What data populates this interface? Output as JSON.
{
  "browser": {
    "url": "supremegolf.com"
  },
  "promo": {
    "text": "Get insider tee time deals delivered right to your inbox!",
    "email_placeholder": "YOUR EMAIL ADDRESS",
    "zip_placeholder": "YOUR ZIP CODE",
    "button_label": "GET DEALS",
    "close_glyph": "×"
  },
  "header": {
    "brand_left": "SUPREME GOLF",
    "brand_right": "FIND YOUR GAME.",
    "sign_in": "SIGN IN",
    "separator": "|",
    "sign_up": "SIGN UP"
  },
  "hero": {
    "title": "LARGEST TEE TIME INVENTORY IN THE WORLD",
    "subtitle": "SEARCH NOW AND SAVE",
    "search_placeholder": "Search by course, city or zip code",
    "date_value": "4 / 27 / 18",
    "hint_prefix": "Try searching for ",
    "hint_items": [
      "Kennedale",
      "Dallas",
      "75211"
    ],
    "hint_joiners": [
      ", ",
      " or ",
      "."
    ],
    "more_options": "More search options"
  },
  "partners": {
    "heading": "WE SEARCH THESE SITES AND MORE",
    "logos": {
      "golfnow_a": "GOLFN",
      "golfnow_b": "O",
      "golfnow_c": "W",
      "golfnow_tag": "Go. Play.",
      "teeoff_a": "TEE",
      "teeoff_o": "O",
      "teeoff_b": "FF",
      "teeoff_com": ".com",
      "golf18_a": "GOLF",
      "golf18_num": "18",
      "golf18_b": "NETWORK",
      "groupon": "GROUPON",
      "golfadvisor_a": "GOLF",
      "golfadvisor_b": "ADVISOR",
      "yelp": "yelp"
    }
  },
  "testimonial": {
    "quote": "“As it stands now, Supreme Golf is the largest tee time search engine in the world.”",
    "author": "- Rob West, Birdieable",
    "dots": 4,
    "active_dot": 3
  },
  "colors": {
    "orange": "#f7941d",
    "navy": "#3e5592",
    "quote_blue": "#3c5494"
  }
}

• Task:
Reproduce every record, matching each line exactly.

• Task response:
What data populates this interface? Output as JSON.
{
  "browser": {
    "url": "supremegolf.com"
  },
  "promo": {
    "text": "Get insider tee time deals delivered right to your inbox!",
    "email_placeholder": "YOUR EMAIL ADDRESS",
    "zip_placeholder": "YOUR ZIP CODE",
    "button_label": "GET DEALS",
    "close_glyph": "×"
  },
  "header": {
    "brand_left": "SUPREME GOLF",
    "brand_right": "FIND YOUR GAME.",
    "sign_in": "SIGN IN",
    "separator": "|",
    "sign_up": "SIGN UP"
  },
  "hero": {
    "title": "LARGEST TEE TIME INVENTORY IN THE WORLD",
    "subtitle": "SEARCH NOW AND SAVE",
    "search_placeholder": "Search by course, city or zip code",
    "date_value": "4 / 27 / 18",
    "hint_prefix": "Try searching for ",
    "hint_items": [
      "Kennedale",
      "Dallas",
      "75211"
    ],
    "hint_joiners": [
      ", ",
      " or ",
      "."
    ],
    "more_options": "More search options"
  },
  "partners": {
    "heading": "WE SEARCH THESE SITES AND MORE",
    "logos": {
      "golfnow_a": "GOLFN",
      "golfnow_b": "O",
      "golfnow_c": "W",
      "golfnow_tag": "Go. Play.",
      "teeoff_a": "TEE",
      "teeoff_o": "O",
      "teeoff_b": "FF",
      "teeoff_com": ".com",
      "golf18_a": "GOLF",
      "golf18_num": "18",
      "golf18_b": "NETWORK",
      "groupon": "GROUPON",
      "golfadvisor_a": "GOLF",
      "golfadvisor_b": "ADVISOR",
      "yelp": "yelp"
    }
  },
  "testimonial": {
    "quote": "“As it stands now, Supreme Golf is the largest tee time search engine in the world.”",
    "author": "- Rob West, Birdieable",
    "dots": 4,
    "active_dot": 3
  },
  "colors": {
    "orange": "#f7941d",
    "navy": "#3e5592",
    "quote_blue": "#3c5494"
  }
}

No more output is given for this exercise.